*** Extract provided
Autumn is my favourite time of year, and October is by far my favourite month. I know a lot of people love the promise of Spring and new life budding, but I adore the vivid colours of turning leaves, the crisp morning air, the bright clear skies; watching the gathering of the harvest with mounds of apples and baskets of winter squash and grains that create the warm and comforting foods of Fall. This Meatless Monday recipe for Butternut Squash Carrot and Apple Stew is like Autumn in a bowl.
Helen Hunt Jackson wrote the poem, October’s Bright Blue Weather. The words she penned epitomize my feelings of Autumn and of my favourite month. I cherish the sentiment of the entire poem, but here are two of my favourite stanzas:
When springs run low, and on the brooks,
In idle golden freighting,
Bright leaves sink noiseless in the hush
Of woods, for winter waiting;
O sun and skies and flowers of June,
Count all your boasts together,
Love loveth best of all the year
October’s bright blue weather.
******
Task A: Pull out every line of the listing that contains the string "interactable", matching case exactly.
The autumn stew post and the listing are unrelated to each other.
*** Dataset entries
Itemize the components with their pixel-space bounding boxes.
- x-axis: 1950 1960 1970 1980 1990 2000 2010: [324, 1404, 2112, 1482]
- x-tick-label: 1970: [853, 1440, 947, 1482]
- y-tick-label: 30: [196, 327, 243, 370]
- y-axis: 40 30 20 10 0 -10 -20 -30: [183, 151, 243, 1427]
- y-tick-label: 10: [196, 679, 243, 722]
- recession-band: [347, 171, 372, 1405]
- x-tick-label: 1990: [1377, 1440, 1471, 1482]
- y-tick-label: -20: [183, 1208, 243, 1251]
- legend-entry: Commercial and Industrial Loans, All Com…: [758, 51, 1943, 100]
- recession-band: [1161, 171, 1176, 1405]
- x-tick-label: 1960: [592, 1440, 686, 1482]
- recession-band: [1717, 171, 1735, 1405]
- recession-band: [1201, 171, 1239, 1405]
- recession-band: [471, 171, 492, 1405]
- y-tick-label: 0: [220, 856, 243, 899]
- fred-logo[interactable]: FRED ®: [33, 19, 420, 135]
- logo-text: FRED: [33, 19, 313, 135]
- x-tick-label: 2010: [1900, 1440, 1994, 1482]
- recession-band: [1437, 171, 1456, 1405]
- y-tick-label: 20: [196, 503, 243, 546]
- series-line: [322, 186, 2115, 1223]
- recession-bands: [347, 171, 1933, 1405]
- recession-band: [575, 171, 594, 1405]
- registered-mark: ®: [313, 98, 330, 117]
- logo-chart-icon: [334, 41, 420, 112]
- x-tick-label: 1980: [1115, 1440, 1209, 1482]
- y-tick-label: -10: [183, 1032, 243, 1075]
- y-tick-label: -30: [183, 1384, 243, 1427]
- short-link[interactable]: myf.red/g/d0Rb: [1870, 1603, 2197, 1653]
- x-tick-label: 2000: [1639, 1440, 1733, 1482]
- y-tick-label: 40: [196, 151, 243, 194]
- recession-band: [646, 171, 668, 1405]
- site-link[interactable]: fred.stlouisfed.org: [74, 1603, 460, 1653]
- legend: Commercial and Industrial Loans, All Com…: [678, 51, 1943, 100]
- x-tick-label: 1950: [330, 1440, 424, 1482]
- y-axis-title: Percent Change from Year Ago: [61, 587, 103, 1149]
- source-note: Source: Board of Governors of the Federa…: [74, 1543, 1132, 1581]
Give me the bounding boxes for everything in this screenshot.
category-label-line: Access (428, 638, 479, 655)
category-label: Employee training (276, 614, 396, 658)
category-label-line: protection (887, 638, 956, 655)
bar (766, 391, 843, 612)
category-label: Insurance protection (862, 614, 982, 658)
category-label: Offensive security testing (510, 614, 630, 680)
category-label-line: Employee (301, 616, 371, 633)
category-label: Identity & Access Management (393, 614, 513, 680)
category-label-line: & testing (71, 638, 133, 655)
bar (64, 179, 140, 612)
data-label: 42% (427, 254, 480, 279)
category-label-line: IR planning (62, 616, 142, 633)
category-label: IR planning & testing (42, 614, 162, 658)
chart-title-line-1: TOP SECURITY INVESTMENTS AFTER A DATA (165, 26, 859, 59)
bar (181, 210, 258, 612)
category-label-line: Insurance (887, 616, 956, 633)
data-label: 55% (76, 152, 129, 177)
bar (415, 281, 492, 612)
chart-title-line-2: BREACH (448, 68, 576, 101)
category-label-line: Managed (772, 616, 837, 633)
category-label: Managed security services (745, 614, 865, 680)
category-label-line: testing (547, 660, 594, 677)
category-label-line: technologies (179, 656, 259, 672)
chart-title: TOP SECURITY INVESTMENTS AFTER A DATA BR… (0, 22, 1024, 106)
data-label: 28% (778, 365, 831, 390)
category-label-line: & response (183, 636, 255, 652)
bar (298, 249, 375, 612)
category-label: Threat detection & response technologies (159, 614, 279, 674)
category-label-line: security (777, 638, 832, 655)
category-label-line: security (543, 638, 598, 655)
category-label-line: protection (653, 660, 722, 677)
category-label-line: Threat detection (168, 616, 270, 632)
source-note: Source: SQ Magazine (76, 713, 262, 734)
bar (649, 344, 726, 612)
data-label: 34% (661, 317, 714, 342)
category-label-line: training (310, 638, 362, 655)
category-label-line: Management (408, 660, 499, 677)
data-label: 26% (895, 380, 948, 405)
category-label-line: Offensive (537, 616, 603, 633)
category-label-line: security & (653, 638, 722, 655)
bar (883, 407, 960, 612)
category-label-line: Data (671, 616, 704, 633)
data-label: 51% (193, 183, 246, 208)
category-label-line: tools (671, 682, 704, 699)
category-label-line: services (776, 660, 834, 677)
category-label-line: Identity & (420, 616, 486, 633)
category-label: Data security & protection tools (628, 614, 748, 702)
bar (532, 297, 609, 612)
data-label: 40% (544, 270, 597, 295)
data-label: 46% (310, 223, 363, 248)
******
Task B: Copy the autumn stew post verbatim, everything from "Autumn is my" down to "Autumn in a bowl.".

Expected output A:
- fred-logo[interactable]: FRED ®: [33, 19, 420, 135]
- short-link[interactable]: myf.red/g/d0Rb: [1870, 1603, 2197, 1653]
- site-link[interactable]: fred.stlouisfed.org: [74, 1603, 460, 1653]

Expected output B:
Autumn is my favourite time of year, and October is by far my favourite month. I know a lot of people love the promise of Spring and new life budding, but I adore the vivid colours of turning leaves, the crisp morning air, the bright clear skies; watching the gathering of the harvest with mounds of apples and baskets of winter squash and grains that create the warm and comforting foods of Fall. This Meatless Monday recipe for Butternut Squash Carrot and Apple Stew is like Autumn in a bowl.